Task to complete → Write out every line below that includes the word "otce".

Supplied information →
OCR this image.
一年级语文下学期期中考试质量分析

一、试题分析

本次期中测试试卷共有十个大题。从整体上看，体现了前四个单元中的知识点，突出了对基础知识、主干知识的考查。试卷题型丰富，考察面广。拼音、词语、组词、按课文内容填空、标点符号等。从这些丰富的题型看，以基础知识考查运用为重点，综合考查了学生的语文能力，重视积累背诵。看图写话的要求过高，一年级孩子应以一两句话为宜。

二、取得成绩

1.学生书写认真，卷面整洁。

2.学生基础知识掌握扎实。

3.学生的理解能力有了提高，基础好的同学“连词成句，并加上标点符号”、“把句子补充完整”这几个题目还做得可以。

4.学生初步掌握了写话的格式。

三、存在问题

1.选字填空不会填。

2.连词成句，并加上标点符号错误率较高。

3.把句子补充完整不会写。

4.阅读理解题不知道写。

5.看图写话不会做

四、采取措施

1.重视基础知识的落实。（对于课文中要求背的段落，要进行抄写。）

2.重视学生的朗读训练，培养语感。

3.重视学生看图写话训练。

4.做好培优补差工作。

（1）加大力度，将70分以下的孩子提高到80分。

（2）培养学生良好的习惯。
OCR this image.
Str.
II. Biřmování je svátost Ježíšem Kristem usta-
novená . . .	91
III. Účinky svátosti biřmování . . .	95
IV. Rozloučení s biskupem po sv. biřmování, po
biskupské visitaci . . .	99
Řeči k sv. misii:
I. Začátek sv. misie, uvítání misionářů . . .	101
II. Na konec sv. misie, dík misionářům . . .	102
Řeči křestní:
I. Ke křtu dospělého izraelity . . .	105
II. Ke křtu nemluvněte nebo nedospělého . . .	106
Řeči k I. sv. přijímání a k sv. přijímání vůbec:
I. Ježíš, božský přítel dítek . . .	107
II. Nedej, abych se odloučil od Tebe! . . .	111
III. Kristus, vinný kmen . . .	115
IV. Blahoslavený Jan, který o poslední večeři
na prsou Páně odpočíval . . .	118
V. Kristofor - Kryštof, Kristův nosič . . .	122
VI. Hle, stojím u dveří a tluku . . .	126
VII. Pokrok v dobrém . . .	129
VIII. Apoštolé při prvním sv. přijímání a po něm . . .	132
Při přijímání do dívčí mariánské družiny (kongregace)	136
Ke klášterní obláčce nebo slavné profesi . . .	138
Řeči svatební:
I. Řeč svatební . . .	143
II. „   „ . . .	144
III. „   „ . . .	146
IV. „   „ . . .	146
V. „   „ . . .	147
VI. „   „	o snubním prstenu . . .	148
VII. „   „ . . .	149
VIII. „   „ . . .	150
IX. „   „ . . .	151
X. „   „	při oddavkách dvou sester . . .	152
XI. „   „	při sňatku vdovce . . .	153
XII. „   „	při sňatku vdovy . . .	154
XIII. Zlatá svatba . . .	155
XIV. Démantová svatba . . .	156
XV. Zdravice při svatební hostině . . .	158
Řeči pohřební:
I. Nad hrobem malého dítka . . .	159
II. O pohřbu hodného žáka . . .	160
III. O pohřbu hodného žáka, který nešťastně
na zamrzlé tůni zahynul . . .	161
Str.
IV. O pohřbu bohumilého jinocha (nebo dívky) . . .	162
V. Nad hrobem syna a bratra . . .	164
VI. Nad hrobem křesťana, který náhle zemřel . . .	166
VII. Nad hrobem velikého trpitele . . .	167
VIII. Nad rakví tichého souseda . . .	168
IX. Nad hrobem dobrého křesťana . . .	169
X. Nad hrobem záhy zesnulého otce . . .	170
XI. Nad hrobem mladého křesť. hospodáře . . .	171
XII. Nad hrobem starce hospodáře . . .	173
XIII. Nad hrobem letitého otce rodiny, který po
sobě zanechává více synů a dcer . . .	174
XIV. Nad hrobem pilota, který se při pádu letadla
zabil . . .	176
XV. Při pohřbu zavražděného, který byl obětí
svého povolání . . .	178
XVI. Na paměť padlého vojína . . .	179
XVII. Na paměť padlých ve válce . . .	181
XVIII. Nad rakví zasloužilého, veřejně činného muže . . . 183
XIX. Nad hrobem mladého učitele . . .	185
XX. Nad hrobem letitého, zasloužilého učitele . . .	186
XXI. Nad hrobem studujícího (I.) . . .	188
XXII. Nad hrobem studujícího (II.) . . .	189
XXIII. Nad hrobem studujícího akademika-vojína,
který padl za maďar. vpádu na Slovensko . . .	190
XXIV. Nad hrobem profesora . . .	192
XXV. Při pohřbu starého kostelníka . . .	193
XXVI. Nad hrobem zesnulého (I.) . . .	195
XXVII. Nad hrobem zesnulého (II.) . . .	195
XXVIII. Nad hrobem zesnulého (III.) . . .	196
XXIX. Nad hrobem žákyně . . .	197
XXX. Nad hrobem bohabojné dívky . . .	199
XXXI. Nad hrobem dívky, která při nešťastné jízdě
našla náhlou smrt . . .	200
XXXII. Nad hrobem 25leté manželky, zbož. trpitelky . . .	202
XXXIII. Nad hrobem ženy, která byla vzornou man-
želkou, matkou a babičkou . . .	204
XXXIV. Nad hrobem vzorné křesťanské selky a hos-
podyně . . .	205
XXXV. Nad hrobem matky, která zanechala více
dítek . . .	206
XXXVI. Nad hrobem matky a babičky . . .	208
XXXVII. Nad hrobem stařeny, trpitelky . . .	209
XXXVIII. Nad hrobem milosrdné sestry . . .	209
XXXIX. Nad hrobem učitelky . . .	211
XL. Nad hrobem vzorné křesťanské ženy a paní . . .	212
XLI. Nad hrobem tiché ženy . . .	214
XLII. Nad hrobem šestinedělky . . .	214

Full solution →
X. Nad hrobem záhy zesnulého otce . . .	170
XIII. Nad hrobem letitého otce rodiny, který po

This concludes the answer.